Provided data

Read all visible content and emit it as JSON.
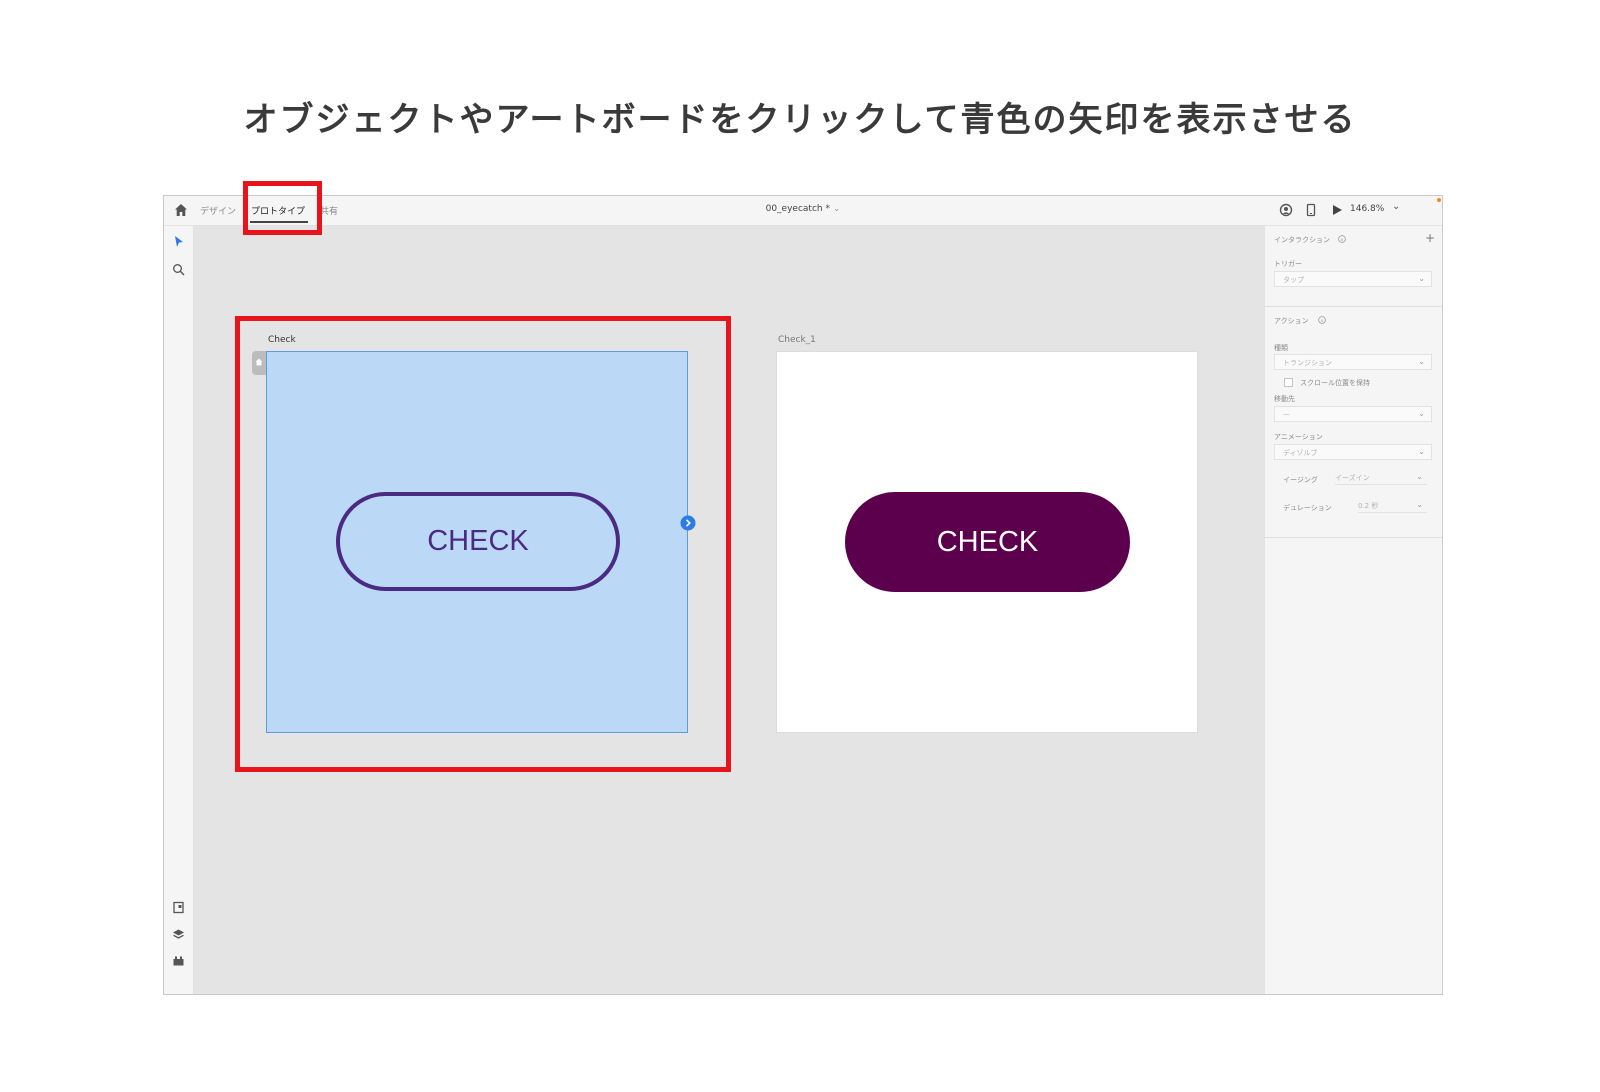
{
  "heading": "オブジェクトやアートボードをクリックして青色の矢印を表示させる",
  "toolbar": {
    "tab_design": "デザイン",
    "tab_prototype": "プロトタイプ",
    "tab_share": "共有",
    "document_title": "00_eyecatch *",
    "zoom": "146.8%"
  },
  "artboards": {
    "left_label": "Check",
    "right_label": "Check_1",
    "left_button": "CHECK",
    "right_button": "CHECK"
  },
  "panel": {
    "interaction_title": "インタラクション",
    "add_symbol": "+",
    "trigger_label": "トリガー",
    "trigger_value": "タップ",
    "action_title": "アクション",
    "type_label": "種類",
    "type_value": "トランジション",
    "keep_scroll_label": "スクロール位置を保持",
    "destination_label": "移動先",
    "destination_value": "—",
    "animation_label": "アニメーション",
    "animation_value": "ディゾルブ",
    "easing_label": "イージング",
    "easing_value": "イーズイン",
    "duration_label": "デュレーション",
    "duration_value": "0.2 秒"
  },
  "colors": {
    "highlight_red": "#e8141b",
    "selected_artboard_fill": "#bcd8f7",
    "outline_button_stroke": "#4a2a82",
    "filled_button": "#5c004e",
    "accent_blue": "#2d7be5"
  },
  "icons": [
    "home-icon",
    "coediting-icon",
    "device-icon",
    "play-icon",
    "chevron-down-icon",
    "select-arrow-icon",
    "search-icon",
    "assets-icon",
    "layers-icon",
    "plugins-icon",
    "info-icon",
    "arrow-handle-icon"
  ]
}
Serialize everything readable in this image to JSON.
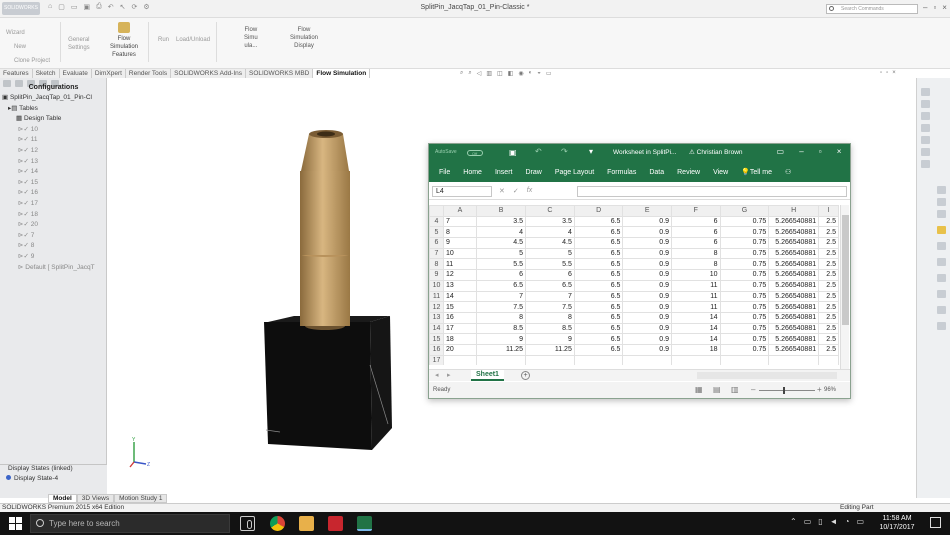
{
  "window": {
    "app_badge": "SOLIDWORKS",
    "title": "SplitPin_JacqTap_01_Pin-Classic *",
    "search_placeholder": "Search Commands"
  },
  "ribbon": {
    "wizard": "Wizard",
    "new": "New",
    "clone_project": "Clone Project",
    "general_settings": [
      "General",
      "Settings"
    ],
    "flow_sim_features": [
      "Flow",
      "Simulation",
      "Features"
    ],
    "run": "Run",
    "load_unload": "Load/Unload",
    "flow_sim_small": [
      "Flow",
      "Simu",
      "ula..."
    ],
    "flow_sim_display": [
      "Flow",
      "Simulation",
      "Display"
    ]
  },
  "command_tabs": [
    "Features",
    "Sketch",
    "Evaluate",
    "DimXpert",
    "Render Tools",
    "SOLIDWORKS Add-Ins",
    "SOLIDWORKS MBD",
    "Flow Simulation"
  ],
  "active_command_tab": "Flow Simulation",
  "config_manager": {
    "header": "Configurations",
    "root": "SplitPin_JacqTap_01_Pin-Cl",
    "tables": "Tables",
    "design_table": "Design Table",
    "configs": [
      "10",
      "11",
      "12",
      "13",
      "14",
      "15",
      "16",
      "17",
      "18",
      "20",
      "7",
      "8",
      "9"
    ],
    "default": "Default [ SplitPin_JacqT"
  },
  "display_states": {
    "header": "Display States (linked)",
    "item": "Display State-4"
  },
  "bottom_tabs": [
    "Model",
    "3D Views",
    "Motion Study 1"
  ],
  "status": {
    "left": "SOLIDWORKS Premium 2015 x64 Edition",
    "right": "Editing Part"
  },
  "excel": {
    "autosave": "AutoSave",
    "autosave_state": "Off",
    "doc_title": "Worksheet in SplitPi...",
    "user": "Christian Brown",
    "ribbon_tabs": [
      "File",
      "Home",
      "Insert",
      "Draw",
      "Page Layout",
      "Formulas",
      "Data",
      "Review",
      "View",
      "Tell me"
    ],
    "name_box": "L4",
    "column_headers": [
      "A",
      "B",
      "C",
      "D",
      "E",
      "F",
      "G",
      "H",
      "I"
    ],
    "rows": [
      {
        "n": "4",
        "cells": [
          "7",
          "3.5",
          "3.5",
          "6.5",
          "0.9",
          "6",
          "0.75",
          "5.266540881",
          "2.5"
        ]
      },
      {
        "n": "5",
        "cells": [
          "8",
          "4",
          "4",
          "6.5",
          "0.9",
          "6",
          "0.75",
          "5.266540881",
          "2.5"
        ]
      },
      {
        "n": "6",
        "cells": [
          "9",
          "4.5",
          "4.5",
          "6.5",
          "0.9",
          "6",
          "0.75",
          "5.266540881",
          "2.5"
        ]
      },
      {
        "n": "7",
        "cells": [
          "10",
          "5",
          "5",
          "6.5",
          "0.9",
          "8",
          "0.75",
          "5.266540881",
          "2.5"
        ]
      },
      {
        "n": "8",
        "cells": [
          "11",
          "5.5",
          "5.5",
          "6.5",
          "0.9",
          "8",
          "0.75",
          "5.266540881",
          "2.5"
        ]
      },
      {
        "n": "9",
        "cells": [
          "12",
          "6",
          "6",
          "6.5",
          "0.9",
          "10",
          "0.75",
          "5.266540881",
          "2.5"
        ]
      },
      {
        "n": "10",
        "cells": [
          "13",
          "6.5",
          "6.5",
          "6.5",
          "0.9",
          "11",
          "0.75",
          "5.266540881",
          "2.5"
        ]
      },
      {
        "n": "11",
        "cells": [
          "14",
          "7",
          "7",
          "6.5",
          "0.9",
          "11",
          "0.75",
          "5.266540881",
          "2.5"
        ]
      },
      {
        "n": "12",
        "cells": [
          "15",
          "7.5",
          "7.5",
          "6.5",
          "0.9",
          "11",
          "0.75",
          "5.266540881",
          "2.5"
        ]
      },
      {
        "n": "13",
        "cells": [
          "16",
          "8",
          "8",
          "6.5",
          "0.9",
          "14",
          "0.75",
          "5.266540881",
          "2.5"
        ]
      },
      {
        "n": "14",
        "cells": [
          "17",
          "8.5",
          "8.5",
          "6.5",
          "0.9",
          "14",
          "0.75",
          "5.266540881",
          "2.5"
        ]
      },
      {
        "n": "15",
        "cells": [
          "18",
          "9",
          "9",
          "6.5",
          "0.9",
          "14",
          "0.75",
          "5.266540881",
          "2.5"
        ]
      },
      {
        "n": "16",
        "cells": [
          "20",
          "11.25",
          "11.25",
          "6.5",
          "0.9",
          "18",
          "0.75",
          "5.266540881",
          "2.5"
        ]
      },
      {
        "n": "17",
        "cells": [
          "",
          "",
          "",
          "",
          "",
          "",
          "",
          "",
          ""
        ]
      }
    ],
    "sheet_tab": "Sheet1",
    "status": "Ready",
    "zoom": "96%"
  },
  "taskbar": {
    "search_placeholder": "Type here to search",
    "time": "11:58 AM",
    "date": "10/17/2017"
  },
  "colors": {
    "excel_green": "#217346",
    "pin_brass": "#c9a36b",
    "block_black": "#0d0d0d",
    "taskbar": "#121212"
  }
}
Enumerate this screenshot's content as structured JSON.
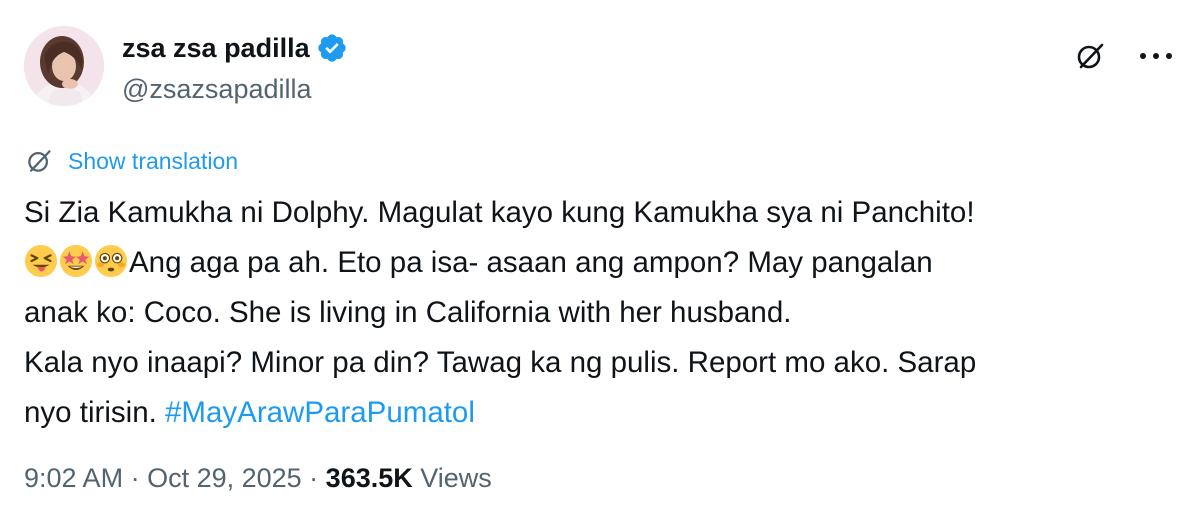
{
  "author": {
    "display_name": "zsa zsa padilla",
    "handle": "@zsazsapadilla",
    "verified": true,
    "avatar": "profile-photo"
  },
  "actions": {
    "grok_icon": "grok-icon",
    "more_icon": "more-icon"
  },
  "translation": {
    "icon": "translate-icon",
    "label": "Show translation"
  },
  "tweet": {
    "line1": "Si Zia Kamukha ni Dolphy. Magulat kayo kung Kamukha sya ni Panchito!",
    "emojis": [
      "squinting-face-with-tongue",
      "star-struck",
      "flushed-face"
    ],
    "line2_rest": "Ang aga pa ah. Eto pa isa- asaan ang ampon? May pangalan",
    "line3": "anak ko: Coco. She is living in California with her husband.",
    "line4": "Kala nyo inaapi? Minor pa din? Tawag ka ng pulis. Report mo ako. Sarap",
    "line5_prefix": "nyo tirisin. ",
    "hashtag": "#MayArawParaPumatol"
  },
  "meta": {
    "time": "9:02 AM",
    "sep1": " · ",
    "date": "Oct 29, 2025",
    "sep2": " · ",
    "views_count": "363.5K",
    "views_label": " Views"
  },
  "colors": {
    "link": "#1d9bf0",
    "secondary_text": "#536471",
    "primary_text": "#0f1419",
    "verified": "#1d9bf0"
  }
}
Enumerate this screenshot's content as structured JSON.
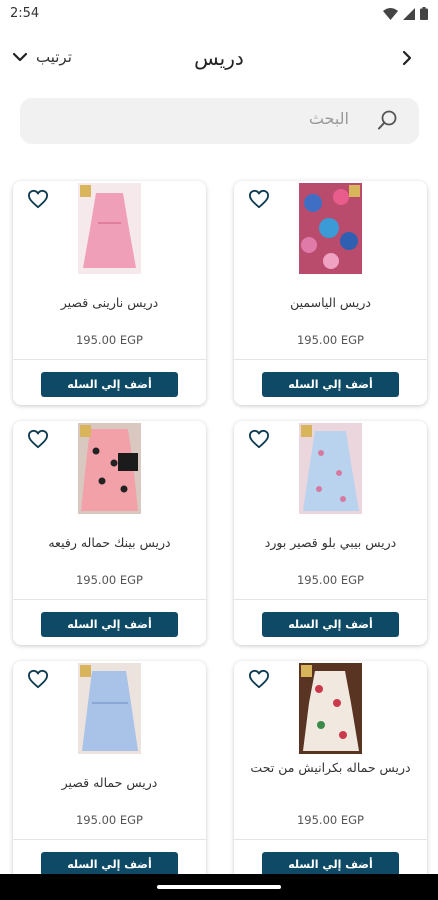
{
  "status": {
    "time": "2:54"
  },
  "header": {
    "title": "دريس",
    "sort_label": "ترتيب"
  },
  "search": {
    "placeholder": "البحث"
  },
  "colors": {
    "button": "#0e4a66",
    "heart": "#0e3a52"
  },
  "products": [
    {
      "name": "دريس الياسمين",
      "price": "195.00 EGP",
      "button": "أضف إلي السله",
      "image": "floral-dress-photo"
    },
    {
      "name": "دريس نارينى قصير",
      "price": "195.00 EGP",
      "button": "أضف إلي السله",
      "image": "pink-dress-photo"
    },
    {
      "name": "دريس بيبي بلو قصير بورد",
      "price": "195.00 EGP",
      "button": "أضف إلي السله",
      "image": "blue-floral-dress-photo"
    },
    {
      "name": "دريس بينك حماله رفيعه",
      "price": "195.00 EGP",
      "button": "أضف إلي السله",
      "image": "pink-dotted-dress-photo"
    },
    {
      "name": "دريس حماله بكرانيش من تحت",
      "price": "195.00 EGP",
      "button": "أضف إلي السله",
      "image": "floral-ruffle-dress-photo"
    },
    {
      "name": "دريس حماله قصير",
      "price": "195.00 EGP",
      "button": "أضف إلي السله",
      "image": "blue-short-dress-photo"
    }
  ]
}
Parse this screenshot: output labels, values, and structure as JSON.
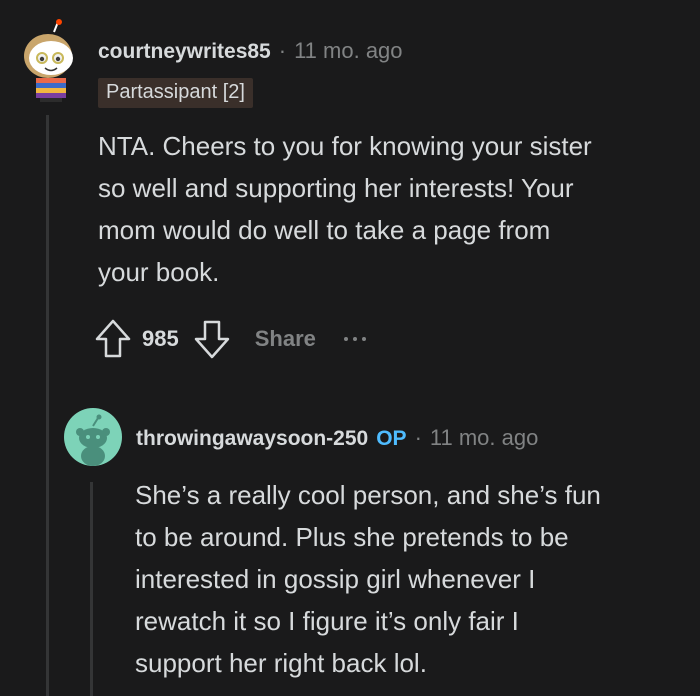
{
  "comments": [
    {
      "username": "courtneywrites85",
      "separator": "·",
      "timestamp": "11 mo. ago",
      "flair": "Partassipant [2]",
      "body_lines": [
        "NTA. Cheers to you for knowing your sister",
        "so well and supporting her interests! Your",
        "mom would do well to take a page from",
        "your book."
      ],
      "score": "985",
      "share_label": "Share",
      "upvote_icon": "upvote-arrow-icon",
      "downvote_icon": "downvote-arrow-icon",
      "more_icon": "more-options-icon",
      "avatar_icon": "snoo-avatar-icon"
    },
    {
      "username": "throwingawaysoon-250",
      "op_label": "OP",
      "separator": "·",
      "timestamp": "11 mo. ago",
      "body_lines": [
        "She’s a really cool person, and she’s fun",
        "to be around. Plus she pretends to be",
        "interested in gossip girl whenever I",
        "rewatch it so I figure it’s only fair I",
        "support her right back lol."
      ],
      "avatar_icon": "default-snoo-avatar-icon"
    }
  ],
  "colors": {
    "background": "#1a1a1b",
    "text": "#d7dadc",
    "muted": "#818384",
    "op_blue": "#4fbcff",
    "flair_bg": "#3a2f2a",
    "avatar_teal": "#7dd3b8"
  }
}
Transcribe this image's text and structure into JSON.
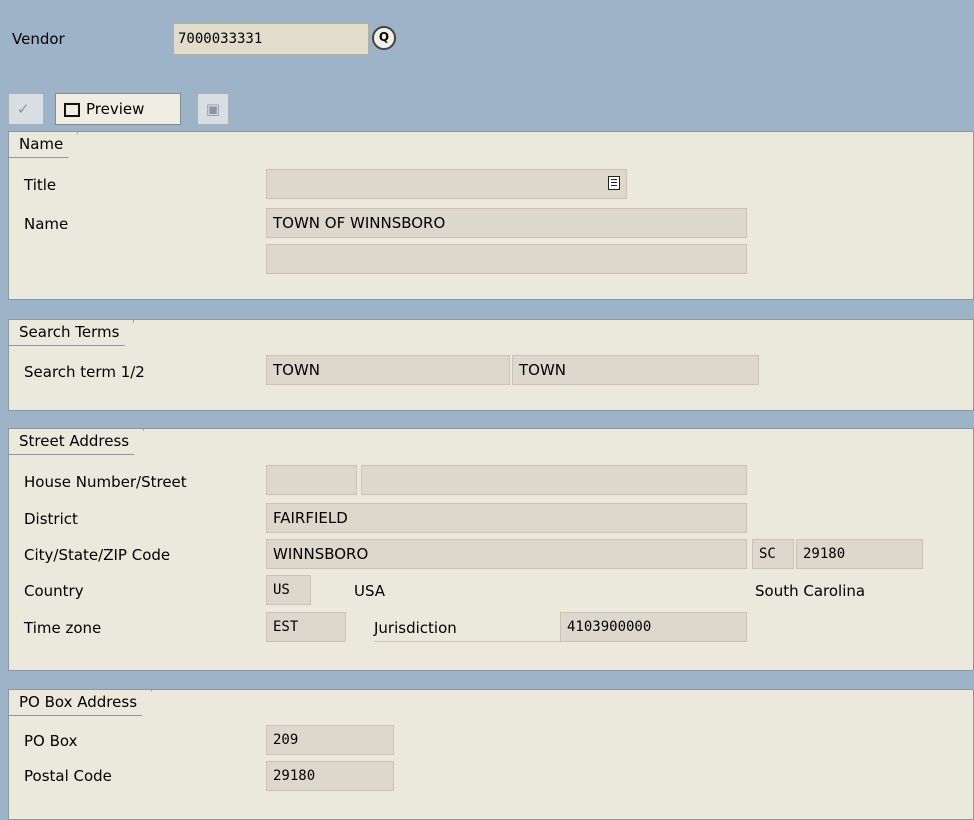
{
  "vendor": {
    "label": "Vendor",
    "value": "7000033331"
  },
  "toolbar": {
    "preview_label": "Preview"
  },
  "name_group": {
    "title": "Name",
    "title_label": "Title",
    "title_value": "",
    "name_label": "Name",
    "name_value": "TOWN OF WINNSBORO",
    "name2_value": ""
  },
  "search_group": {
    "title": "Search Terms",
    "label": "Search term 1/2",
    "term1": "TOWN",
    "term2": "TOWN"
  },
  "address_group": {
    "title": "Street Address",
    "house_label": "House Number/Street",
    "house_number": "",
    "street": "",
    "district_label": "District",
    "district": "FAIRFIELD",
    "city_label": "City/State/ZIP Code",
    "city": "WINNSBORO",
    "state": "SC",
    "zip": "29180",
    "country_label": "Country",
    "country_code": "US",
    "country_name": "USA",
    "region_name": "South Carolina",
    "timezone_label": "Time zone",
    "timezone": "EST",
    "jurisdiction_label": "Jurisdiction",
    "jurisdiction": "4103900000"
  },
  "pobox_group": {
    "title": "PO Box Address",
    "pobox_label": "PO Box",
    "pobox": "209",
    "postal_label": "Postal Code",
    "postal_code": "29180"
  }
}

What you will do
Take each line of the material that contains the word "arrow" and list it.

Correct output
    "select-arrow-icon",
    "arrow-handle-icon"
      "upvote_icon": "upvote-arrow-icon",
      "downvote_icon": "downvote-arrow-icon",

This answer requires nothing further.